◆ INFORMATION SHOWN ◆
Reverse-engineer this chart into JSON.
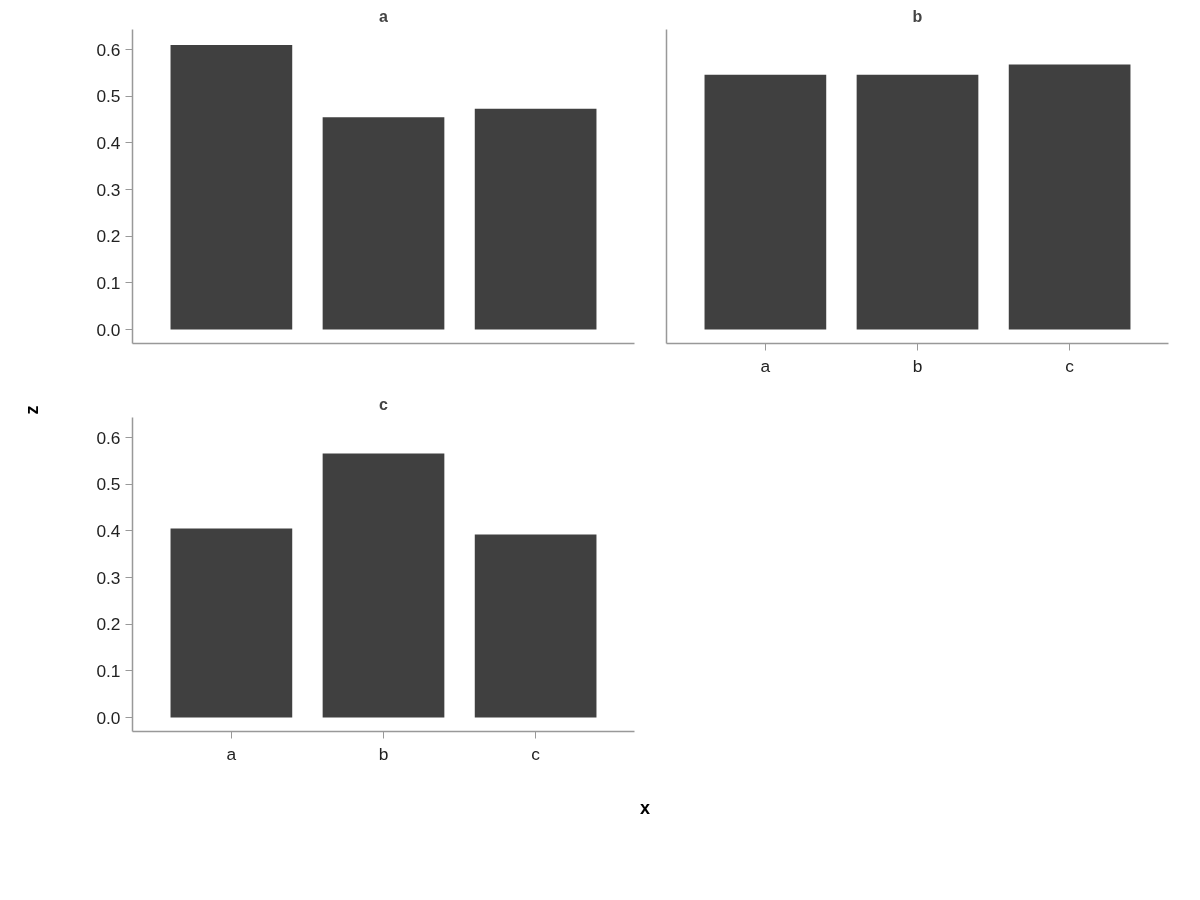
{
  "chart_data": [
    {
      "type": "bar",
      "title": "a",
      "ylabel": "z",
      "categories": [
        null,
        null,
        null
      ],
      "values": [
        0.61,
        0.455,
        0.473
      ],
      "color": "#404040",
      "ylim": [
        -0.03,
        0.643
      ],
      "yticks": [
        {
          "value": 0,
          "label": "0.0"
        },
        {
          "value": 0.1,
          "label": "0.1"
        },
        {
          "value": 0.2,
          "label": "0.2"
        },
        {
          "value": 0.3,
          "label": "0.3"
        },
        {
          "value": 0.4,
          "label": "0.4"
        },
        {
          "value": 0.5,
          "label": "0.5"
        },
        {
          "value": 0.6,
          "label": "0.6"
        }
      ],
      "tick_labels": "y"
    },
    {
      "type": "bar",
      "title": "b",
      "categories": [
        "a",
        "b",
        "c"
      ],
      "values": [
        0.546,
        0.546,
        0.568
      ],
      "color": "#404040",
      "ylim": [
        -0.03,
        0.643
      ],
      "tick_labels": "x"
    },
    {
      "type": "bar",
      "title": "c",
      "xlabel": "x",
      "categories": [
        "a",
        "b",
        "c"
      ],
      "values": [
        0.405,
        0.566,
        0.392
      ],
      "color": "#404040",
      "ylim": [
        -0.03,
        0.643
      ],
      "yticks": [
        {
          "value": 0,
          "label": "0.0"
        },
        {
          "value": 0.1,
          "label": "0.1"
        },
        {
          "value": 0.2,
          "label": "0.2"
        },
        {
          "value": 0.3,
          "label": "0.3"
        },
        {
          "value": 0.4,
          "label": "0.4"
        },
        {
          "value": 0.5,
          "label": "0.5"
        },
        {
          "value": 0.6,
          "label": "0.6"
        }
      ]
    }
  ]
}
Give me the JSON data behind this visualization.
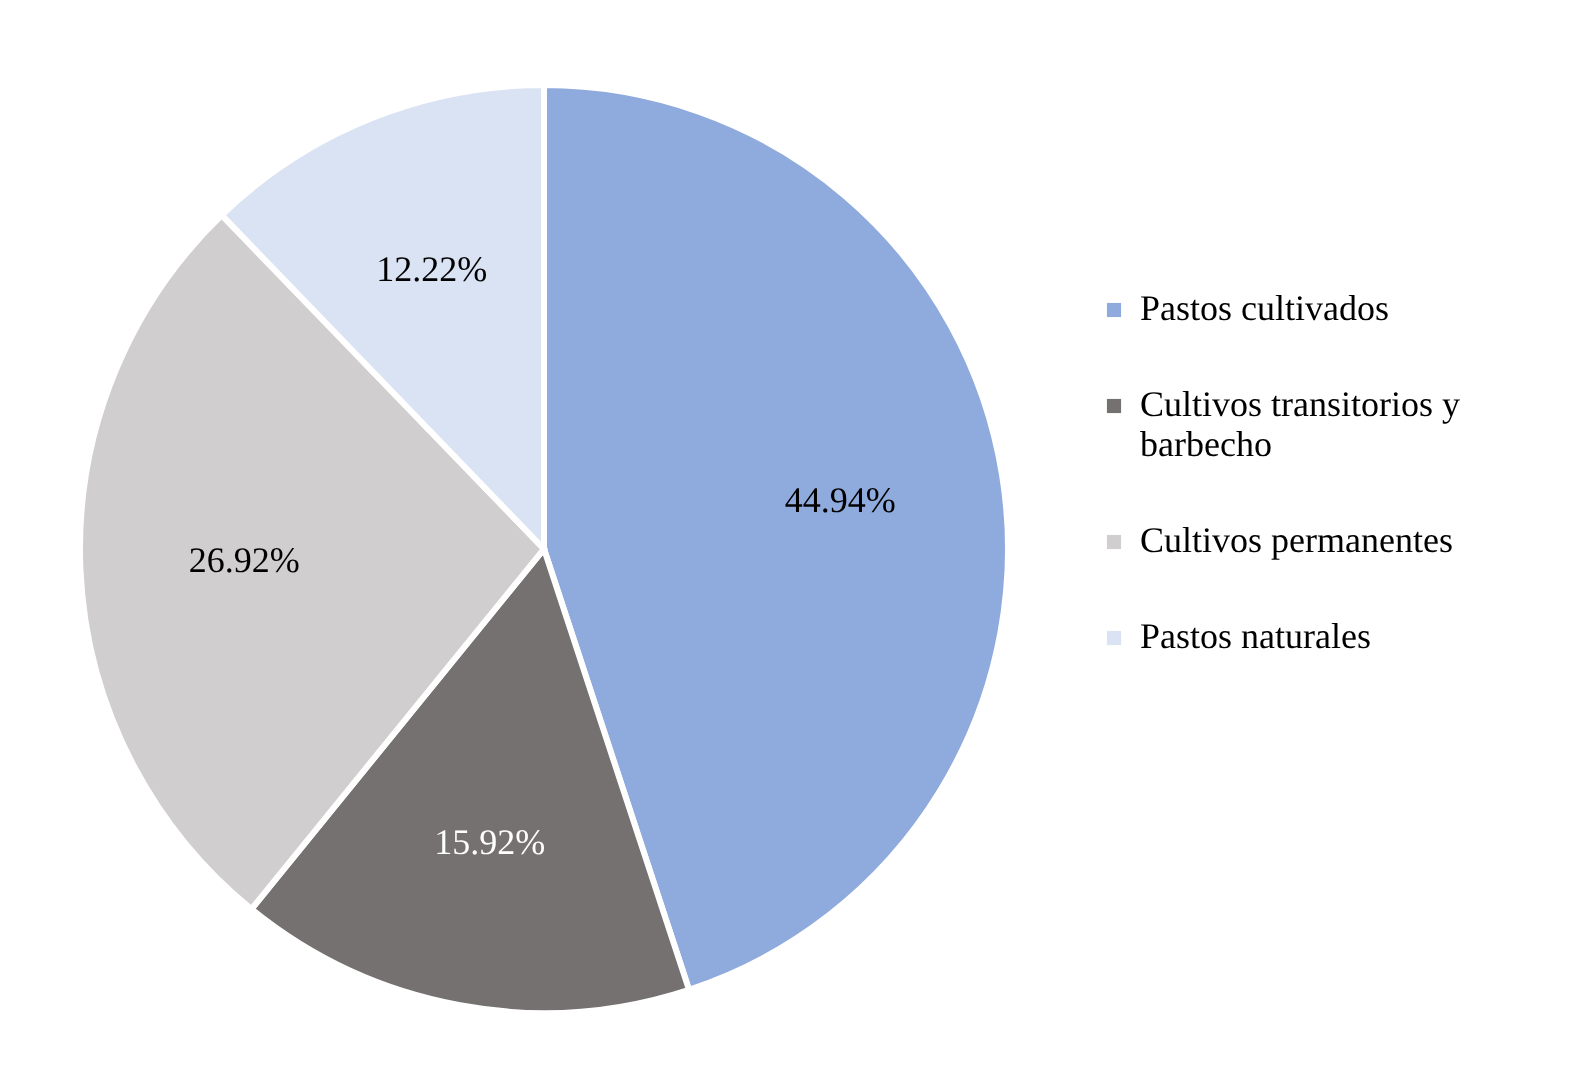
{
  "chart_data": {
    "type": "pie",
    "categories": [
      "Pastos cultivados",
      "Cultivos transitorios y barbecho",
      "Cultivos permanentes",
      "Pastos naturales"
    ],
    "values": [
      44.94,
      15.92,
      26.92,
      12.22
    ],
    "colors": [
      "#8faadc",
      "#767171",
      "#d0cece",
      "#dae3f3"
    ],
    "value_labels": [
      "44.94%",
      "15.92%",
      "26.92%",
      "12.22%"
    ],
    "legend": "right"
  }
}
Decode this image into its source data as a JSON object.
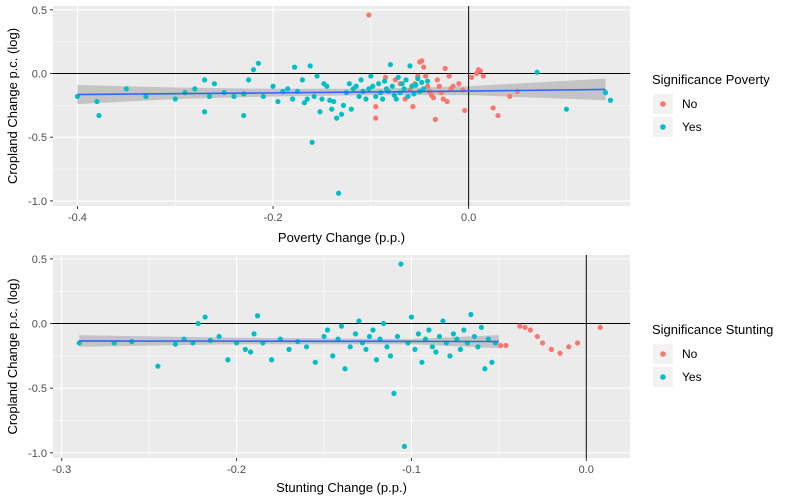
{
  "colors": {
    "no": "#F8766D",
    "yes": "#00BFC4",
    "fit_line": "#3366FF",
    "band": "#BDBDBD",
    "panel_bg": "#EBEBEB",
    "grid": "#FFFFFF",
    "ref_line": "#000000"
  },
  "chart_data": [
    {
      "type": "scatter",
      "title": "",
      "xlabel": "Poverty Change (p.p.)",
      "ylabel": "Cropland Change p.c. (log)",
      "xlim": [
        -0.425,
        0.165
      ],
      "ylim": [
        -1.04,
        0.53
      ],
      "x_ticks": [
        -0.4,
        -0.2,
        0.0
      ],
      "x_tick_labels": [
        "-0.4",
        "-0.2",
        "0.0"
      ],
      "y_ticks": [
        0.5,
        0.0,
        -0.5,
        -1.0
      ],
      "y_tick_labels": [
        "0.5",
        "0.0",
        "-0.5",
        "-1.0"
      ],
      "grid": true,
      "legend": {
        "title": "Significance Poverty",
        "placement": "right",
        "entries": [
          {
            "label": "No",
            "color": "#F8766D"
          },
          {
            "label": "Yes",
            "color": "#00BFC4"
          }
        ]
      },
      "reference_lines": {
        "x": 0.0,
        "y": 0.0
      },
      "fit": {
        "x": [
          -0.4,
          -0.3,
          -0.2,
          -0.1,
          0.0,
          0.14
        ],
        "y": [
          -0.165,
          -0.158,
          -0.152,
          -0.145,
          -0.138,
          -0.125
        ],
        "lower": [
          -0.24,
          -0.2,
          -0.18,
          -0.17,
          -0.17,
          -0.21
        ],
        "upper": [
          -0.09,
          -0.11,
          -0.12,
          -0.12,
          -0.1,
          -0.04
        ]
      },
      "series": [
        {
          "name": "No",
          "color": "#F8766D",
          "points": [
            [
              -0.102,
              0.46
            ],
            [
              -0.095,
              -0.26
            ],
            [
              -0.095,
              -0.35
            ],
            [
              -0.085,
              -0.03
            ],
            [
              -0.075,
              -0.05
            ],
            [
              -0.07,
              -0.08
            ],
            [
              -0.065,
              -0.2
            ],
            [
              -0.06,
              -0.13
            ],
            [
              -0.057,
              -0.26
            ],
            [
              -0.055,
              -0.08
            ],
            [
              -0.052,
              -0.02
            ],
            [
              -0.05,
              0.09
            ],
            [
              -0.048,
              0.1
            ],
            [
              -0.046,
              0.05
            ],
            [
              -0.044,
              -0.02
            ],
            [
              -0.042,
              -0.1
            ],
            [
              -0.04,
              -0.14
            ],
            [
              -0.038,
              -0.17
            ],
            [
              -0.036,
              -0.19
            ],
            [
              -0.034,
              -0.36
            ],
            [
              -0.032,
              -0.05
            ],
            [
              -0.03,
              -0.1
            ],
            [
              -0.028,
              -0.15
            ],
            [
              -0.026,
              -0.2
            ],
            [
              -0.024,
              0.04
            ],
            [
              -0.022,
              -0.22
            ],
            [
              -0.02,
              -0.02
            ],
            [
              -0.018,
              -0.12
            ],
            [
              -0.016,
              -0.1
            ],
            [
              -0.01,
              -0.08
            ],
            [
              -0.006,
              -0.13
            ],
            [
              -0.004,
              -0.29
            ],
            [
              0.003,
              -0.03
            ],
            [
              0.008,
              0.0
            ],
            [
              0.01,
              0.03
            ],
            [
              0.012,
              0.02
            ],
            [
              0.015,
              -0.02
            ],
            [
              0.025,
              -0.27
            ],
            [
              0.03,
              -0.33
            ],
            [
              0.042,
              -0.18
            ],
            [
              0.05,
              -0.14
            ]
          ]
        },
        {
          "name": "Yes",
          "color": "#00BFC4",
          "points": [
            [
              -0.4,
              -0.18
            ],
            [
              -0.38,
              -0.22
            ],
            [
              -0.378,
              -0.33
            ],
            [
              -0.35,
              -0.12
            ],
            [
              -0.33,
              -0.18
            ],
            [
              -0.3,
              -0.2
            ],
            [
              -0.29,
              -0.15
            ],
            [
              -0.28,
              -0.12
            ],
            [
              -0.27,
              -0.3
            ],
            [
              -0.27,
              -0.05
            ],
            [
              -0.265,
              -0.18
            ],
            [
              -0.26,
              -0.08
            ],
            [
              -0.25,
              -0.15
            ],
            [
              -0.24,
              -0.18
            ],
            [
              -0.23,
              -0.16
            ],
            [
              -0.23,
              -0.33
            ],
            [
              -0.225,
              -0.05
            ],
            [
              -0.22,
              0.03
            ],
            [
              -0.215,
              0.08
            ],
            [
              -0.21,
              -0.18
            ],
            [
              -0.2,
              -0.1
            ],
            [
              -0.195,
              -0.22
            ],
            [
              -0.19,
              -0.14
            ],
            [
              -0.185,
              -0.12
            ],
            [
              -0.18,
              -0.2
            ],
            [
              -0.178,
              0.05
            ],
            [
              -0.175,
              -0.14
            ],
            [
              -0.17,
              -0.05
            ],
            [
              -0.168,
              -0.23
            ],
            [
              -0.165,
              -0.2
            ],
            [
              -0.162,
              0.06
            ],
            [
              -0.16,
              -0.54
            ],
            [
              -0.158,
              -0.18
            ],
            [
              -0.155,
              -0.02
            ],
            [
              -0.152,
              -0.3
            ],
            [
              -0.15,
              -0.2
            ],
            [
              -0.148,
              -0.08
            ],
            [
              -0.145,
              -0.1
            ],
            [
              -0.142,
              -0.21
            ],
            [
              -0.14,
              -0.28
            ],
            [
              -0.138,
              -0.22
            ],
            [
              -0.135,
              -0.35
            ],
            [
              -0.133,
              -0.94
            ],
            [
              -0.13,
              -0.32
            ],
            [
              -0.128,
              -0.25
            ],
            [
              -0.125,
              -0.15
            ],
            [
              -0.122,
              -0.08
            ],
            [
              -0.12,
              -0.28
            ],
            [
              -0.118,
              -0.12
            ],
            [
              -0.115,
              -0.1
            ],
            [
              -0.112,
              -0.18
            ],
            [
              -0.11,
              -0.05
            ],
            [
              -0.108,
              -0.14
            ],
            [
              -0.105,
              -0.2
            ],
            [
              -0.102,
              -0.12
            ],
            [
              -0.1,
              -0.02
            ],
            [
              -0.098,
              -0.1
            ],
            [
              -0.095,
              -0.18
            ],
            [
              -0.092,
              -0.08
            ],
            [
              -0.09,
              -0.15
            ],
            [
              -0.088,
              -0.2
            ],
            [
              -0.086,
              -0.06
            ],
            [
              -0.084,
              -0.12
            ],
            [
              -0.082,
              -0.14
            ],
            [
              -0.08,
              0.07
            ],
            [
              -0.078,
              -0.1
            ],
            [
              -0.076,
              -0.17
            ],
            [
              -0.074,
              -0.2
            ],
            [
              -0.072,
              -0.03
            ],
            [
              -0.07,
              -0.15
            ],
            [
              -0.068,
              -0.08
            ],
            [
              -0.066,
              -0.12
            ],
            [
              -0.064,
              -0.05
            ],
            [
              -0.062,
              -0.18
            ],
            [
              -0.06,
              0.06
            ],
            [
              -0.058,
              -0.1
            ],
            [
              -0.056,
              -0.16
            ],
            [
              -0.054,
              -0.09
            ],
            [
              -0.052,
              -0.04
            ],
            [
              -0.05,
              -0.14
            ],
            [
              -0.048,
              -0.07
            ],
            [
              -0.046,
              -0.12
            ],
            [
              -0.042,
              -0.06
            ],
            [
              0.07,
              0.01
            ],
            [
              0.1,
              -0.28
            ],
            [
              0.14,
              -0.15
            ],
            [
              0.145,
              -0.21
            ]
          ]
        }
      ]
    },
    {
      "type": "scatter",
      "title": "",
      "xlabel": "Stunting Change (p.p.)",
      "ylabel": "Cropland Change p.c. (log)",
      "xlim": [
        -0.305,
        0.025
      ],
      "ylim": [
        -1.04,
        0.53
      ],
      "x_ticks": [
        -0.3,
        -0.2,
        -0.1,
        0.0
      ],
      "x_tick_labels": [
        "-0.3",
        "-0.2",
        "-0.1",
        "0.0"
      ],
      "y_ticks": [
        0.5,
        0.0,
        -0.5,
        -1.0
      ],
      "y_tick_labels": [
        "0.5",
        "0.0",
        "-0.5",
        "-1.0"
      ],
      "grid": true,
      "legend": {
        "title": "Significance Stunting",
        "placement": "right",
        "entries": [
          {
            "label": "No",
            "color": "#F8766D"
          },
          {
            "label": "Yes",
            "color": "#00BFC4"
          }
        ]
      },
      "reference_lines": {
        "x": 0.0,
        "y": 0.0
      },
      "fit": {
        "x": [
          -0.29,
          -0.2,
          -0.1,
          -0.05
        ],
        "y": [
          -0.135,
          -0.136,
          -0.138,
          -0.139
        ],
        "lower": [
          -0.18,
          -0.16,
          -0.16,
          -0.19
        ],
        "upper": [
          -0.09,
          -0.11,
          -0.12,
          -0.09
        ]
      },
      "series": [
        {
          "name": "No",
          "color": "#F8766D",
          "points": [
            [
              -0.049,
              -0.17
            ],
            [
              -0.046,
              -0.17
            ],
            [
              -0.038,
              -0.02
            ],
            [
              -0.035,
              -0.03
            ],
            [
              -0.032,
              -0.05
            ],
            [
              -0.028,
              -0.1
            ],
            [
              -0.025,
              -0.15
            ],
            [
              -0.02,
              -0.2
            ],
            [
              -0.015,
              -0.23
            ],
            [
              -0.01,
              -0.18
            ],
            [
              -0.005,
              -0.15
            ],
            [
              0.008,
              -0.03
            ]
          ]
        },
        {
          "name": "Yes",
          "color": "#00BFC4",
          "points": [
            [
              -0.29,
              -0.15
            ],
            [
              -0.27,
              -0.15
            ],
            [
              -0.26,
              -0.14
            ],
            [
              -0.245,
              -0.33
            ],
            [
              -0.235,
              -0.16
            ],
            [
              -0.23,
              -0.12
            ],
            [
              -0.225,
              -0.15
            ],
            [
              -0.222,
              0.0
            ],
            [
              -0.218,
              0.05
            ],
            [
              -0.215,
              -0.13
            ],
            [
              -0.21,
              -0.1
            ],
            [
              -0.205,
              -0.28
            ],
            [
              -0.2,
              -0.15
            ],
            [
              -0.195,
              -0.2
            ],
            [
              -0.192,
              -0.22
            ],
            [
              -0.19,
              -0.08
            ],
            [
              -0.188,
              0.06
            ],
            [
              -0.185,
              -0.15
            ],
            [
              -0.18,
              -0.28
            ],
            [
              -0.175,
              -0.12
            ],
            [
              -0.17,
              -0.2
            ],
            [
              -0.165,
              -0.14
            ],
            [
              -0.16,
              -0.18
            ],
            [
              -0.155,
              -0.3
            ],
            [
              -0.15,
              -0.1
            ],
            [
              -0.148,
              -0.05
            ],
            [
              -0.145,
              -0.25
            ],
            [
              -0.142,
              -0.12
            ],
            [
              -0.14,
              -0.02
            ],
            [
              -0.138,
              -0.35
            ],
            [
              -0.135,
              -0.18
            ],
            [
              -0.132,
              -0.08
            ],
            [
              -0.13,
              0.02
            ],
            [
              -0.128,
              -0.15
            ],
            [
              -0.126,
              -0.2
            ],
            [
              -0.124,
              -0.1
            ],
            [
              -0.122,
              -0.05
            ],
            [
              -0.12,
              -0.28
            ],
            [
              -0.118,
              -0.12
            ],
            [
              -0.116,
              0.0
            ],
            [
              -0.114,
              -0.18
            ],
            [
              -0.112,
              -0.25
            ],
            [
              -0.11,
              -0.54
            ],
            [
              -0.108,
              -0.1
            ],
            [
              -0.106,
              0.46
            ],
            [
              -0.104,
              -0.95
            ],
            [
              -0.102,
              -0.15
            ],
            [
              -0.1,
              0.05
            ],
            [
              -0.098,
              -0.2
            ],
            [
              -0.096,
              -0.08
            ],
            [
              -0.094,
              -0.3
            ],
            [
              -0.092,
              -0.12
            ],
            [
              -0.09,
              -0.05
            ],
            [
              -0.088,
              -0.18
            ],
            [
              -0.086,
              -0.22
            ],
            [
              -0.084,
              -0.1
            ],
            [
              -0.082,
              0.02
            ],
            [
              -0.08,
              -0.15
            ],
            [
              -0.078,
              -0.25
            ],
            [
              -0.076,
              -0.08
            ],
            [
              -0.074,
              -0.12
            ],
            [
              -0.072,
              -0.2
            ],
            [
              -0.07,
              -0.05
            ],
            [
              -0.068,
              -0.15
            ],
            [
              -0.066,
              0.07
            ],
            [
              -0.064,
              -0.1
            ],
            [
              -0.062,
              -0.18
            ],
            [
              -0.06,
              -0.03
            ],
            [
              -0.058,
              -0.35
            ],
            [
              -0.056,
              -0.12
            ],
            [
              -0.054,
              -0.3
            ],
            [
              -0.052,
              -0.15
            ]
          ]
        }
      ]
    }
  ]
}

◆ WHAT IS BEING ASKED ◆
Show every line that contains the word "title".

◆ ANSWER IN FULL ◆
      "title": "a",
      "title": "b",
      "title": "c",
      "title": "",
        "title": "Significance Poverty",
      "title": "",
        "title": "Significance Stunting",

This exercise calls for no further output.